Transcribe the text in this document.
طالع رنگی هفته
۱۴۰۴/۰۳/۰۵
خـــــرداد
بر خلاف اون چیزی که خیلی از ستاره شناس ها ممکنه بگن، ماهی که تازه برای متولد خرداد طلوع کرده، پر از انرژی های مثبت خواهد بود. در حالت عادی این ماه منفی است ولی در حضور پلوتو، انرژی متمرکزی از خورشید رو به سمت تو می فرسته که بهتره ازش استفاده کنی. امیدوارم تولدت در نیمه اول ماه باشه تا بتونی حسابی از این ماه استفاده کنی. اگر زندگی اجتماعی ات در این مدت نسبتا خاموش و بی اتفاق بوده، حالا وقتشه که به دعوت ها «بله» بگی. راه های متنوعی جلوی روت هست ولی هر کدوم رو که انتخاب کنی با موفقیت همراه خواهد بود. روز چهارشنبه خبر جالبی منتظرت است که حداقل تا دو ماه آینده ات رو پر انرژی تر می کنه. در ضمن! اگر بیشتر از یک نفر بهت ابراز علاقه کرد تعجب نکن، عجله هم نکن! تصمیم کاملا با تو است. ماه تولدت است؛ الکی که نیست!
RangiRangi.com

▸ **WHAT NEEDS TO BE DONE**
All of the entries need to be reproduced exactly; please write them out.

▸ **OUTPUT OF THE EXERCISE**
Transcribe the text in this document.
طالع رنگی هفته
۱۴۰۴/۰۳/۰۵
خـــــرداد
بر خلاف اون چیزی که خیلی از ستاره شناس ها ممکنه بگن، ماهی که تازه برای متولد خرداد طلوع کرده، پر از انرژی های مثبت خواهد بود. در حالت عادی این ماه منفی است ولی در حضور پلوتو، انرژی متمرکزی از خورشید رو به سمت تو می فرسته که بهتره ازش استفاده کنی. امیدوارم تولدت در نیمه اول ماه باشه تا بتونی حسابی از این ماه استفاده کنی. اگر زندگی اجتماعی ات در این مدت نسبتا خاموش و بی اتفاق بوده، حالا وقتشه که به دعوت ها «بله» بگی. راه های متنوعی جلوی روت هست ولی هر کدوم رو که انتخاب کنی با موفقیت همراه خواهد بود. روز چهارشنبه خبر جالبی منتظرت است که حداقل تا دو ماه آینده ات رو پر انرژی تر می کنه. در ضمن! اگر بیشتر از یک نفر بهت ابراز علاقه کرد تعجب نکن، عجله هم نکن! تصمیم کاملا با تو است. ماه تولدت است؛ الکی که نیست!
RangiRangi.com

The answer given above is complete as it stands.